— START Recorded data —

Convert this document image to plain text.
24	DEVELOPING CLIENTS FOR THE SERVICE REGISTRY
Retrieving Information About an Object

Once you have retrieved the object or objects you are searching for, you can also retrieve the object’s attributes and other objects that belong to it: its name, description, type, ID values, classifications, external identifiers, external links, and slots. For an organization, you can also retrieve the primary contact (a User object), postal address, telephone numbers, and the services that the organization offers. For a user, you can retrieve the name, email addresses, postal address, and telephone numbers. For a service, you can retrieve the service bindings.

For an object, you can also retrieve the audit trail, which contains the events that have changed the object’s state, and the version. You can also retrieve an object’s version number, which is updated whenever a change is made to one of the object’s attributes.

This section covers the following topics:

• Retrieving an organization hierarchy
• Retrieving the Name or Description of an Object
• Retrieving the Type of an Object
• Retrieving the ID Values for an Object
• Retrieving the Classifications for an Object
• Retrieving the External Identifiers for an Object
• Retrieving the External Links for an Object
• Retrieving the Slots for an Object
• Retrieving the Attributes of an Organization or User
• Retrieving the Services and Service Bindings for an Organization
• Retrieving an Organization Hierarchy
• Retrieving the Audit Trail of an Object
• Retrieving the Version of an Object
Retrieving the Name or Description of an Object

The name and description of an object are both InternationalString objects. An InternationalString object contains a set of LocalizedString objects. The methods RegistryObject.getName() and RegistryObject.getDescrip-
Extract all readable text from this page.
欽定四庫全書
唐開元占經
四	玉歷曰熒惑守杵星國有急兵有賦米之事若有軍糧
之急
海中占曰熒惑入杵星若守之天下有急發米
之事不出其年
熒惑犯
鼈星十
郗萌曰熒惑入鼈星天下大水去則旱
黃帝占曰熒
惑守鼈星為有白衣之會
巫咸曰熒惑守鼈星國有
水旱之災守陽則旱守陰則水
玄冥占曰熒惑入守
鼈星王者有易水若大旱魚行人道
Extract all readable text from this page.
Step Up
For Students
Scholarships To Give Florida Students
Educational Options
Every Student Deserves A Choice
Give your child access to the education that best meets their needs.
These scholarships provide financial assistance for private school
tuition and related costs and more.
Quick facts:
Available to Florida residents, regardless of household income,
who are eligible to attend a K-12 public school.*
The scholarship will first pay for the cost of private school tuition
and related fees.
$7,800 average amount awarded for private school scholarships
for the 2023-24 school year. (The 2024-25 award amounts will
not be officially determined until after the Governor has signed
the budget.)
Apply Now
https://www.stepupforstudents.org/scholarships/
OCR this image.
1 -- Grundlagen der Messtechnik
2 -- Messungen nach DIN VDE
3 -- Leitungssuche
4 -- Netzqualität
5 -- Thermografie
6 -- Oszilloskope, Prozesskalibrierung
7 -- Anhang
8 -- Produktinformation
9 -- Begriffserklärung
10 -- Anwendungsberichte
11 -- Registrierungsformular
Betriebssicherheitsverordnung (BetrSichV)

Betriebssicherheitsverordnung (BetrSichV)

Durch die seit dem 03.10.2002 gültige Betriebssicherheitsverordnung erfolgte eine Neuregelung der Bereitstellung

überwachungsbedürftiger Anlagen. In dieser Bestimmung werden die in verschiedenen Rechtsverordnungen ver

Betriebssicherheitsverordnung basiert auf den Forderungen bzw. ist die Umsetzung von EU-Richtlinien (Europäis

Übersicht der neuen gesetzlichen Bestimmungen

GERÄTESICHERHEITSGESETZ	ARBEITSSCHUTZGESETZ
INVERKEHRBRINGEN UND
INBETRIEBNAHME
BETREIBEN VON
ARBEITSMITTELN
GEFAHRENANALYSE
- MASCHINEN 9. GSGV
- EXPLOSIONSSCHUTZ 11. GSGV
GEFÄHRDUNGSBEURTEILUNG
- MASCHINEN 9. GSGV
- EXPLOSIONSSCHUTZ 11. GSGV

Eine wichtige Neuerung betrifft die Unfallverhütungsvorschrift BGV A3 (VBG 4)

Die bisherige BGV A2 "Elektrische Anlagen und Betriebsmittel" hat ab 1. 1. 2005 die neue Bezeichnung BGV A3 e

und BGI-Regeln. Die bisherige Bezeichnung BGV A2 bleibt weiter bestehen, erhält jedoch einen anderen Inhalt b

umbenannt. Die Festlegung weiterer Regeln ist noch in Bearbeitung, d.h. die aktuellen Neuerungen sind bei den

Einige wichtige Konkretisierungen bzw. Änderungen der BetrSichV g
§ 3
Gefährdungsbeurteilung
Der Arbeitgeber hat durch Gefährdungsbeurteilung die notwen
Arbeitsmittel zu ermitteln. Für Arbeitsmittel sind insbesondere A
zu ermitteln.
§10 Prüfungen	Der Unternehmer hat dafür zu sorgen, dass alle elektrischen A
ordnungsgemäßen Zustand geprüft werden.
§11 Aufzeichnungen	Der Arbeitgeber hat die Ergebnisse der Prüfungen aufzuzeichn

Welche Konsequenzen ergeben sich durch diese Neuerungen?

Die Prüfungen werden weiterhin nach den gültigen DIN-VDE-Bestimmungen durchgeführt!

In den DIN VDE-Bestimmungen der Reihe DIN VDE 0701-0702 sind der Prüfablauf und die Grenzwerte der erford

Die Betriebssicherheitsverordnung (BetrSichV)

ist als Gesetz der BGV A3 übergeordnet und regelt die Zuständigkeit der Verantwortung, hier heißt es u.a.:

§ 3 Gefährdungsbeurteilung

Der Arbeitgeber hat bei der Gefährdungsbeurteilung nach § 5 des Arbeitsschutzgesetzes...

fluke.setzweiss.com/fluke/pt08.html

— END Recorded data —

_Exercise description_
List each line in the listing that contains the string "bisherige".

_Solution below_
Die bisherige BGV A2 "Elektrische Anlagen und Betriebsmittel" hat ab 1. 1. 2005 die neue Bezeichnung BGV A3 e
und BGI-Regeln. Die bisherige Bezeichnung BGV A2 bleibt weiter bestehen, erhält jedoch einen anderen Inhalt b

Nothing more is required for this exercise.